(begin)

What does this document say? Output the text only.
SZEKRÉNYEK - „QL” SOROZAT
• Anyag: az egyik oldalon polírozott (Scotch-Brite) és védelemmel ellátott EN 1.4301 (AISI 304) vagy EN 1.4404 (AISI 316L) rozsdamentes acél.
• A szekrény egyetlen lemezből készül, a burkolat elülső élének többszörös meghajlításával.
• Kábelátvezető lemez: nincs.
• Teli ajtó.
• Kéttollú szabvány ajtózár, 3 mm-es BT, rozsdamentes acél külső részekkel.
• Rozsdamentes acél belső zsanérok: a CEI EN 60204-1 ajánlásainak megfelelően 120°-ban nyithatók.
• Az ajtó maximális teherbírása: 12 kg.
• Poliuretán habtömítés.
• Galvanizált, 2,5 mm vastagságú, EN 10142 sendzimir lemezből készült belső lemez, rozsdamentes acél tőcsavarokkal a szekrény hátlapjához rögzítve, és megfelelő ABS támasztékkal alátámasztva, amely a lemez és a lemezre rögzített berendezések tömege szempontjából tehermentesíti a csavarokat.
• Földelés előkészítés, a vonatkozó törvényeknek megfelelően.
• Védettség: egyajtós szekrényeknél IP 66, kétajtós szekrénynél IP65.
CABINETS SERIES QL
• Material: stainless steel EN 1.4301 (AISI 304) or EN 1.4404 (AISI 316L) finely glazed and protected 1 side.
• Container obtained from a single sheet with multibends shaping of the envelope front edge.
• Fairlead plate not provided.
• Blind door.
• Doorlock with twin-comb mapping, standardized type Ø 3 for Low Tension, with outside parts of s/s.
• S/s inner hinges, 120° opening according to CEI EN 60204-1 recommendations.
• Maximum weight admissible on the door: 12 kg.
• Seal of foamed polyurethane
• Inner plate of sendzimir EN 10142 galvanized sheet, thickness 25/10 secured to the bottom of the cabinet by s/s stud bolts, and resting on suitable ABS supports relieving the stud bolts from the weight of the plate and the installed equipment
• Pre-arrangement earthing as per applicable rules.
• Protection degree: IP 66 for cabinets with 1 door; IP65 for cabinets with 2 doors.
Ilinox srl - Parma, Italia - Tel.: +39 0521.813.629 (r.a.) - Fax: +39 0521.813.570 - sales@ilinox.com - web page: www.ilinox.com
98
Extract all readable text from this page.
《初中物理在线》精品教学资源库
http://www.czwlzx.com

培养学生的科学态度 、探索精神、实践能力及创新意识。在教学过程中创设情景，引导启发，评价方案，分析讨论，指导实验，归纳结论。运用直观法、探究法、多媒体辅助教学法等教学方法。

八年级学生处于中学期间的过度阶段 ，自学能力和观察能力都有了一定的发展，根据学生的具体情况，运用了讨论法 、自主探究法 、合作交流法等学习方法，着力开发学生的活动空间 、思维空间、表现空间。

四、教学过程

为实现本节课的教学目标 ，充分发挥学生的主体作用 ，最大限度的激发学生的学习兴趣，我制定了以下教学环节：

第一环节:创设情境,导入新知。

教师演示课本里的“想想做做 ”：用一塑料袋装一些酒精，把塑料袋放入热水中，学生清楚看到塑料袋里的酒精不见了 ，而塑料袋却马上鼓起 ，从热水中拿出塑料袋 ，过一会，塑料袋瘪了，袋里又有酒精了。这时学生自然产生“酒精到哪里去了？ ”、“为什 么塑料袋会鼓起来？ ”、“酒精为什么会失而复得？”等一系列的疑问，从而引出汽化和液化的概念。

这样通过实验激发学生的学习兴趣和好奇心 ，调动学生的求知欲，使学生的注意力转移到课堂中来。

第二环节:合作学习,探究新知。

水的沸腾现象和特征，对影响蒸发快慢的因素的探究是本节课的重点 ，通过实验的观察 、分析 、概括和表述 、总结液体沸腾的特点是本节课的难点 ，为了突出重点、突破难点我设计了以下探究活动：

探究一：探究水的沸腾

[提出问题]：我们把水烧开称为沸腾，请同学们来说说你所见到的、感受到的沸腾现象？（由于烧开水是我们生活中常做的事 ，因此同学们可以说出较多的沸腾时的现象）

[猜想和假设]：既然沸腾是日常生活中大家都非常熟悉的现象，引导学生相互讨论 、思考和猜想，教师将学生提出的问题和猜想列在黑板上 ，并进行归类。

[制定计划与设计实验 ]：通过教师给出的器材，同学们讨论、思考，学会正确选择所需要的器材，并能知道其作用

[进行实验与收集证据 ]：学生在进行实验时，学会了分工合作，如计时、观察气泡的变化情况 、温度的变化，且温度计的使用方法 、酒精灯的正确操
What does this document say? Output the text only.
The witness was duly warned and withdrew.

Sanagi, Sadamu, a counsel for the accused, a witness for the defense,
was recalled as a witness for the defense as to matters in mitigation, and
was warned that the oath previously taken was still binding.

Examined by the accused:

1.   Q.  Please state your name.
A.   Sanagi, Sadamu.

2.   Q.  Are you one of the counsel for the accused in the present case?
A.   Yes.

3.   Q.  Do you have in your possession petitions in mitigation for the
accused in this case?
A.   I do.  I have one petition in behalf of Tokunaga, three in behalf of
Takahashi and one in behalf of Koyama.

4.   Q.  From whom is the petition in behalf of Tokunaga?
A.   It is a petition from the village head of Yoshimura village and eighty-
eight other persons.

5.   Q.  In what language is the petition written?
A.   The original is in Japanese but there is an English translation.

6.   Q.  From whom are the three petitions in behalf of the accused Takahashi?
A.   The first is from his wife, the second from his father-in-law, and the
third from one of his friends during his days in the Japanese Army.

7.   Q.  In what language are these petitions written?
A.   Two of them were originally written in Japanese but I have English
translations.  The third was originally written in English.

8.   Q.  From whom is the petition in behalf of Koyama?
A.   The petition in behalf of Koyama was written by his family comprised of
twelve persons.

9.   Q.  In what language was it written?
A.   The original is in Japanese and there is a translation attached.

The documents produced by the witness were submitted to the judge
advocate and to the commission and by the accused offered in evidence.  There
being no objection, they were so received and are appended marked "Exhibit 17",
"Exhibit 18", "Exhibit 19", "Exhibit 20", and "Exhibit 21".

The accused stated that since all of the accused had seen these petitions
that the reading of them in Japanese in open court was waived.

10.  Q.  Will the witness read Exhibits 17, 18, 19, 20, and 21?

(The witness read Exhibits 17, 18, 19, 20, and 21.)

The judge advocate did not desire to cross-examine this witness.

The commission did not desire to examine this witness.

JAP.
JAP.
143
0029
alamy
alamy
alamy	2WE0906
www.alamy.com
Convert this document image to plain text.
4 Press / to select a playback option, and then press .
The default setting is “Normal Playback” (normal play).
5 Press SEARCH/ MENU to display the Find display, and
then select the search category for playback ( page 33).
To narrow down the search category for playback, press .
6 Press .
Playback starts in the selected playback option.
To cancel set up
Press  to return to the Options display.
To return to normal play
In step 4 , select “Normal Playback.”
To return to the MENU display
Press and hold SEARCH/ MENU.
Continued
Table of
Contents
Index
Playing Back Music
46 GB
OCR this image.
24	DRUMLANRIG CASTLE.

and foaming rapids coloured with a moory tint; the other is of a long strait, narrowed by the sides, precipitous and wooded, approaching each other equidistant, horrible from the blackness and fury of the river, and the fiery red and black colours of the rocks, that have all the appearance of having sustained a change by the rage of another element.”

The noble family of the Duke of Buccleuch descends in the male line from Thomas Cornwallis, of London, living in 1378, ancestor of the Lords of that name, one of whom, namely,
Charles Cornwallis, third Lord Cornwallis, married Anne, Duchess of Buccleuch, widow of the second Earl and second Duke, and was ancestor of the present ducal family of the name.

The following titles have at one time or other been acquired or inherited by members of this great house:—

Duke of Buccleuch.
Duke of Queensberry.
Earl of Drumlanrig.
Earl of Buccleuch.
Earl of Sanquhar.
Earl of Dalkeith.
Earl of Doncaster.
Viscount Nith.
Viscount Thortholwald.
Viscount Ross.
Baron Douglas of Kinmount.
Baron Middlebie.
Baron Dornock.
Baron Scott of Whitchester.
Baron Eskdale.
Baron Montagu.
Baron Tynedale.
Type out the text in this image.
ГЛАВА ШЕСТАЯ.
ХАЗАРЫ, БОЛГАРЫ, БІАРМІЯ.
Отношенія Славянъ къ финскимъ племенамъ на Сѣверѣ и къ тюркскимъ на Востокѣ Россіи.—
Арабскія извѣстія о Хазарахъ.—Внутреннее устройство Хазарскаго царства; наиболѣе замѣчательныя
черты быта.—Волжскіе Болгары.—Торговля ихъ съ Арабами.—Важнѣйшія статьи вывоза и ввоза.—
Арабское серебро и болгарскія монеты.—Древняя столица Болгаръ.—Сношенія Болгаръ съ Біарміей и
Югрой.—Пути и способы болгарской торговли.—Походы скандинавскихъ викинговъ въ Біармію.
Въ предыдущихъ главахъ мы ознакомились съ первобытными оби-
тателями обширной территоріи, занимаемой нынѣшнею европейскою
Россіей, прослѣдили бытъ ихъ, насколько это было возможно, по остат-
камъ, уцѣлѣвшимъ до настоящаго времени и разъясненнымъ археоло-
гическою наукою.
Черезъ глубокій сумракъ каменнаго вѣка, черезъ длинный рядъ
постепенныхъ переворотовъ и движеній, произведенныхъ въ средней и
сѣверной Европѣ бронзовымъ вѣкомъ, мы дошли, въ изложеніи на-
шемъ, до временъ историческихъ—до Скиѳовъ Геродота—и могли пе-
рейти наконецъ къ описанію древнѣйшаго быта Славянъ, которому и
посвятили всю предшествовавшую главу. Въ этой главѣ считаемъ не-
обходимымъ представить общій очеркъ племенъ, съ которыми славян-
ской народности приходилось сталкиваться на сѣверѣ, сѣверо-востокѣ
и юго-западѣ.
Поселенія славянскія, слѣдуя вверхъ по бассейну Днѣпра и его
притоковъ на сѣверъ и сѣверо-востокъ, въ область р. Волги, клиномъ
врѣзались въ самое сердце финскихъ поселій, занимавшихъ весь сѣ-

(end)

Extract, from the material above, each line holding the word "present".

2.   Q.  Are you one of the counsel for the accused in the present case?
Charles Cornwallis, third Lord Cornwallis, married Anne, Duchess of Buccleuch, widow of the second Earl and second Duke, and was ancestor of the present ducal family of the name.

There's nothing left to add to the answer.